• [WORK TO BE COMPLETED]
In this exercise, return the whole listing exactly, excluding any images.

• [Collected data entries]
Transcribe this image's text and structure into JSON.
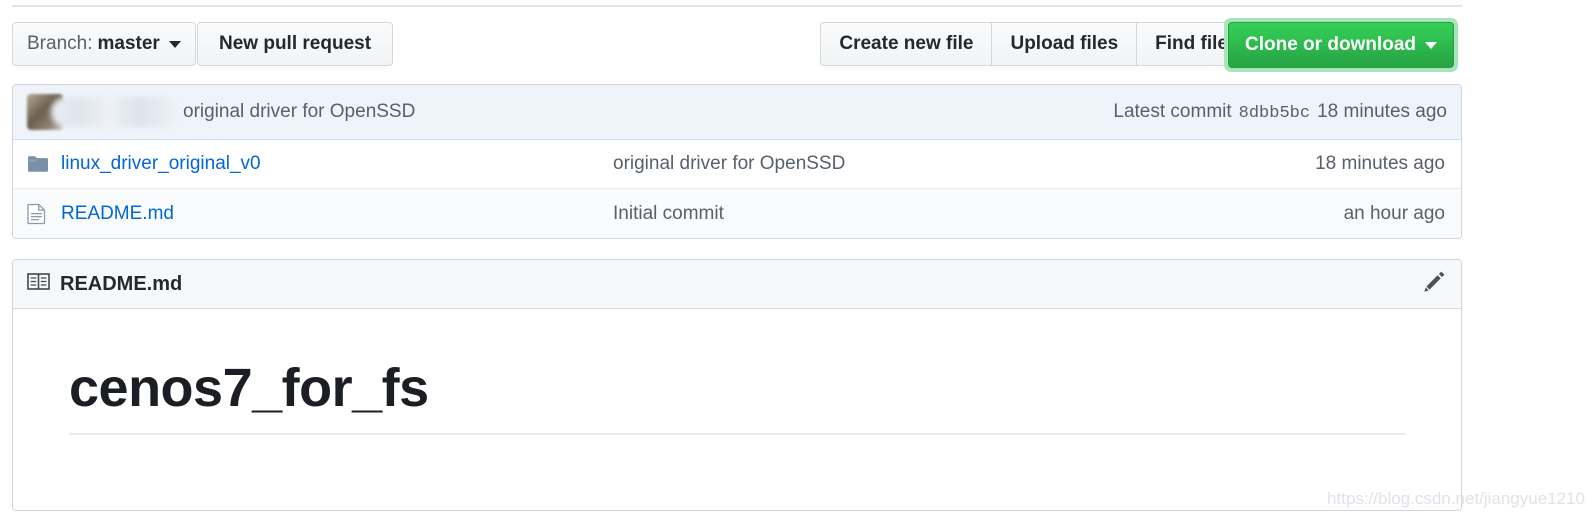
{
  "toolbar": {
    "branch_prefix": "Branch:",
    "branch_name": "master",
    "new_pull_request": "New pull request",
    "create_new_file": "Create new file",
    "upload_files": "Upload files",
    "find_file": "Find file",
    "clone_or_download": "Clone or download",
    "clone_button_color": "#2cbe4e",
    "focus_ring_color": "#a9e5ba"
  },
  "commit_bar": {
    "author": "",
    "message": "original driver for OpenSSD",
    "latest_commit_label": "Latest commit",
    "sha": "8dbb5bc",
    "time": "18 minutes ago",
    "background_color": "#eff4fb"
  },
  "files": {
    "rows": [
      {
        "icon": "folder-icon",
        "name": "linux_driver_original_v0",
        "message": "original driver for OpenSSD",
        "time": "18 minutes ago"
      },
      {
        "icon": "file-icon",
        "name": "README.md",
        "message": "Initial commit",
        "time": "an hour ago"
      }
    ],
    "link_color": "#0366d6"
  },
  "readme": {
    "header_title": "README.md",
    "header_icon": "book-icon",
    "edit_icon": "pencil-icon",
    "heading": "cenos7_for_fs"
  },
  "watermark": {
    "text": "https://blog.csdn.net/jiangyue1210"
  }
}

• [FULL OUTPUT]
Transcribe this image's text and structure into JSON.
{
  "toolbar": {
    "branch_prefix": "Branch:",
    "branch_name": "master",
    "new_pull_request": "New pull request",
    "create_new_file": "Create new file",
    "upload_files": "Upload files",
    "find_file": "Find file",
    "clone_or_download": "Clone or download",
    "clone_button_color": "#2cbe4e",
    "focus_ring_color": "#a9e5ba"
  },
  "commit_bar": {
    "author": "",
    "message": "original driver for OpenSSD",
    "latest_commit_label": "Latest commit",
    "sha": "8dbb5bc",
    "time": "18 minutes ago",
    "background_color": "#eff4fb"
  },
  "files": {
    "rows": [
      {
        "icon": "folder-icon",
        "name": "linux_driver_original_v0",
        "message": "original driver for OpenSSD",
        "time": "18 minutes ago"
      },
      {
        "icon": "file-icon",
        "name": "README.md",
        "message": "Initial commit",
        "time": "an hour ago"
      }
    ],
    "link_color": "#0366d6"
  },
  "readme": {
    "header_title": "README.md",
    "header_icon": "book-icon",
    "edit_icon": "pencil-icon",
    "heading": "cenos7_for_fs"
  },
  "watermark": {
    "text": "https://blog.csdn.net/jiangyue1210"
  }
}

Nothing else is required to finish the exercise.